§ **Teks yang Diberikan**
MAKALAH HAK ASASI MANUSIA
BAB I
PENDAHULUAN
A. Latar Blakang
Hak asasi manusia (HAM) merupakan
hak hak yang dimiliki ia sejak lahir yang berlaku seumur hidup dan tidak dapat
diganggu gugat siapapun. Hak asasi merupakan sebuah b entuk anugrah yang
diturunkan oleh Tuhan sebagai sesuatu karunia yang paling mendasar dalam hidup
manusia yang paling berharga. Hak asasi dilandasi dengan sebuah kebebasan
setiap individu dalam menentukan jalan hidupnya , tentunya hak asasi juga tidak
lepas dari control bentuk norma norma yang ada. Hak hak ini berisi tentang
kesamaan atau keselarasan, tanpa membedakan susku, golongan, keturunan,
jabatan, agama, dan lain sebagainya antara setiap manusia yang hakikatnya
adalah sama sama makhluk ciptaan Tuhan.
Terkait dengan hakikat hak asasi
manusia maka sangat penting sebagai makhluk ciptaan tuhan harus saling menjaga
dan menghormati hak asasi masing- masing individu. Namun pada kenyataannya,
kita melihat perkembangan ham di negara ini masih banyak bentuk pelanggaran
yang sering kita temui.

§ **Data**

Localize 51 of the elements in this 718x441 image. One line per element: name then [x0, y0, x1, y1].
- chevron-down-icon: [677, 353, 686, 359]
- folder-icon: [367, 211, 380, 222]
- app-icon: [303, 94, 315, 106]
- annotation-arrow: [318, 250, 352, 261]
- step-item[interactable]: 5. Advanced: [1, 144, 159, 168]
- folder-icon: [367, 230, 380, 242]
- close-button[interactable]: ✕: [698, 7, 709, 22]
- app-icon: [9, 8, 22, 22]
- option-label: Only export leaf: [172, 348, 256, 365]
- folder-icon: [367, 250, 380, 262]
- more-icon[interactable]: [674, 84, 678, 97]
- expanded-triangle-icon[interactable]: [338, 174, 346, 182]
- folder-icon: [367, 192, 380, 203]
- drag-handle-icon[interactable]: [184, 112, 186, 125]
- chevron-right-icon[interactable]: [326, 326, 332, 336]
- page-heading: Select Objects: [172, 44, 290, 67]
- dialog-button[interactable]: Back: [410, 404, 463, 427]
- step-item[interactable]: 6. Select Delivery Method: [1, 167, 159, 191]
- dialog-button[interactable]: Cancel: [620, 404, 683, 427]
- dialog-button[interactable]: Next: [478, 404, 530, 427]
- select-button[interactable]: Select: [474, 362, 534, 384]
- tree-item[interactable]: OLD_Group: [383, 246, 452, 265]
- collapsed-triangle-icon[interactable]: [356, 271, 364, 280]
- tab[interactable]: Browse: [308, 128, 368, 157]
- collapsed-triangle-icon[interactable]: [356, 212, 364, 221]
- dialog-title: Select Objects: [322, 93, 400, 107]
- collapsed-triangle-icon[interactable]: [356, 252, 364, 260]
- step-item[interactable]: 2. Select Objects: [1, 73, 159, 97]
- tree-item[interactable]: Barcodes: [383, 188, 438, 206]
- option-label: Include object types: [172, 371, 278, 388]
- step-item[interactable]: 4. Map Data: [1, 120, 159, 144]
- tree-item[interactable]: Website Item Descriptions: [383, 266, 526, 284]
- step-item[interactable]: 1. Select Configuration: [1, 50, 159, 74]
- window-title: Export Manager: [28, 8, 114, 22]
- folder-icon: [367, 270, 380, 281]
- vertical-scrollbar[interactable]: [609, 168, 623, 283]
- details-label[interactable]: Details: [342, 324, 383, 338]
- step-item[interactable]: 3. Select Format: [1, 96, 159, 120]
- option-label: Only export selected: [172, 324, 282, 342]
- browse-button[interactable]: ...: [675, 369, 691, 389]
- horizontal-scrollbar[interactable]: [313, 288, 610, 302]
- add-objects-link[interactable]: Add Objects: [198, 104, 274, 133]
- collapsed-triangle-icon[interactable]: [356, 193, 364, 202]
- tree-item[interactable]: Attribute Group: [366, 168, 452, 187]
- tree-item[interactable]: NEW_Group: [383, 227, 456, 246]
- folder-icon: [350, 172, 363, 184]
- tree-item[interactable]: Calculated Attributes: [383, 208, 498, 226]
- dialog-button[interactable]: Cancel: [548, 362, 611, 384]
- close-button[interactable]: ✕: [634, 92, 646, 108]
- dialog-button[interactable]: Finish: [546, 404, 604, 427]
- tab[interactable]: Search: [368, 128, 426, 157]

§ **Tugas**
**a)** Di kalimat pertama makalah HAM, hak asasi manusia disebut punya beberapa ciri. Tuliskan semuanya.
**b)** Salin bagian makalah HAM mulai dari "Terkait dengan hakikat" terus ke bawah sampai "sering kita temui.", tanpa mengubah apa pun.

§ **Jawaban Akhir**
**a)**
- dimiliki sejak lahir
- berlaku seumur hidup
- tidak dapat diganggu gugat siapa pun

**b)**
Terkait dengan hakikat hak asasi
manusia maka sangat penting sebagai makhluk ciptaan tuhan harus saling menjaga
dan menghormati hak asasi masing- masing individu. Namun pada kenyataannya,
kita melihat perkembangan ham di negara ini masih banyak bentuk pelanggaran
yang sering kita temui.